TASK PROMPT | Return all entries word for word, but drop any images.

+++ RECORDS FOR THE TASK

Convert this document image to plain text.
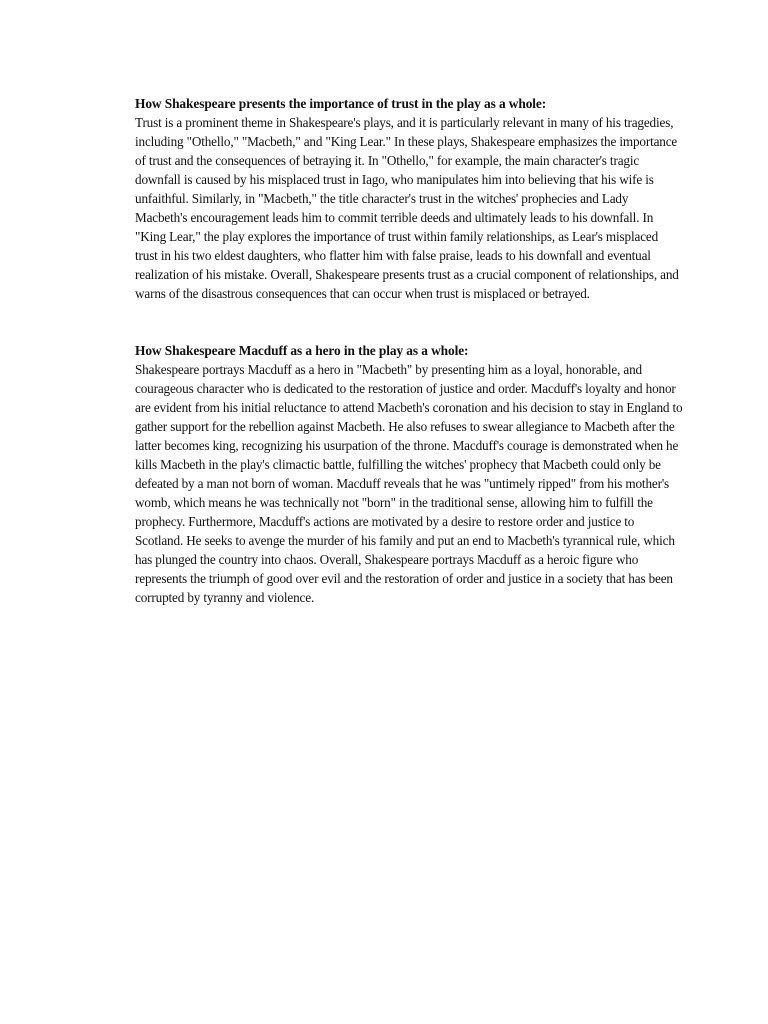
How Shakespeare presents the importance of trust in the play as a whole:

Trust is a prominent theme in Shakespeare's plays, and it is particularly relevant in many of his tragedies, including "Othello," "Macbeth," and "King Lear." In these plays, Shakespeare emphasizes the importance of trust and the consequences of betraying it. In "Othello," for example, the main character's tragic downfall is caused by his misplaced trust in Iago, who manipulates him into believing that his wife is unfaithful. Similarly, in "Macbeth," the title character's trust in the witches' prophecies and Lady Macbeth's encouragement leads him to commit terrible deeds and ultimately leads to his downfall. In "King Lear," the play explores the importance of trust within family relationships, as Lear's misplaced trust in his two eldest daughters, who flatter him with false praise, leads to his downfall and eventual realization of his mistake. Overall, Shakespeare presents trust as a crucial component of relationships, and warns of the disastrous consequences that can occur when trust is misplaced or betrayed.

How Shakespeare Macduff as a hero in the play as a whole:

Shakespeare portrays Macduff as a hero in "Macbeth" by presenting him as a loyal, honorable, and courageous character who is dedicated to the restoration of justice and order. Macduff's loyalty and honor are evident from his initial reluctance to attend Macbeth's coronation and his decision to stay in England to gather support for the rebellion against Macbeth. He also refuses to swear allegiance to Macbeth after the latter becomes king, recognizing his usurpation of the throne. Macduff's courage is demonstrated when he kills Macbeth in the play's climactic battle, fulfilling the witches' prophecy that Macbeth could only be defeated by a man not born of woman. Macduff reveals that he was "untimely ripped" from his mother's womb, which means he was technically not "born" in the traditional sense, allowing him to fulfill the prophecy. Furthermore, Macduff's actions are motivated by a desire to restore order and justice to Scotland. He seeks to avenge the murder of his family and put an end to Macbeth's tyrannical rule, which has plunged the country into chaos. Overall, Shakespeare portrays Macduff as a heroic figure who represents the triumph of good over evil and the restoration of order and justice in a society that has been corrupted by tyranny and violence.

++++++

FINISHED EXERCISE |
Convert this document image to plain text.
How Shakespeare presents the importance of trust in the play as a whole:

Trust is a prominent theme in Shakespeare's plays, and it is particularly relevant in many of his tragedies, including "Othello," "Macbeth," and "King Lear." In these plays, Shakespeare emphasizes the importance of trust and the consequences of betraying it. In "Othello," for example, the main character's tragic downfall is caused by his misplaced trust in Iago, who manipulates him into believing that his wife is unfaithful. Similarly, in "Macbeth," the title character's trust in the witches' prophecies and Lady Macbeth's encouragement leads him to commit terrible deeds and ultimately leads to his downfall. In "King Lear," the play explores the importance of trust within family relationships, as Lear's misplaced trust in his two eldest daughters, who flatter him with false praise, leads to his downfall and eventual realization of his mistake. Overall, Shakespeare presents trust as a crucial component of relationships, and warns of the disastrous consequences that can occur when trust is misplaced or betrayed.

How Shakespeare Macduff as a hero in the play as a whole:

Shakespeare portrays Macduff as a hero in "Macbeth" by presenting him as a loyal, honorable, and courageous character who is dedicated to the restoration of justice and order. Macduff's loyalty and honor are evident from his initial reluctance to attend Macbeth's coronation and his decision to stay in England to gather support for the rebellion against Macbeth. He also refuses to swear allegiance to Macbeth after the latter becomes king, recognizing his usurpation of the throne. Macduff's courage is demonstrated when he kills Macbeth in the play's climactic battle, fulfilling the witches' prophecy that Macbeth could only be defeated by a man not born of woman. Macduff reveals that he was "untimely ripped" from his mother's womb, which means he was technically not "born" in the traditional sense, allowing him to fulfill the prophecy. Furthermore, Macduff's actions are motivated by a desire to restore order and justice to Scotland. He seeks to avenge the murder of his family and put an end to Macbeth's tyrannical rule, which has plunged the country into chaos. Overall, Shakespeare portrays Macduff as a heroic figure who represents the triumph of good over evil and the restoration of order and justice in a society that has been corrupted by tyranny and violence.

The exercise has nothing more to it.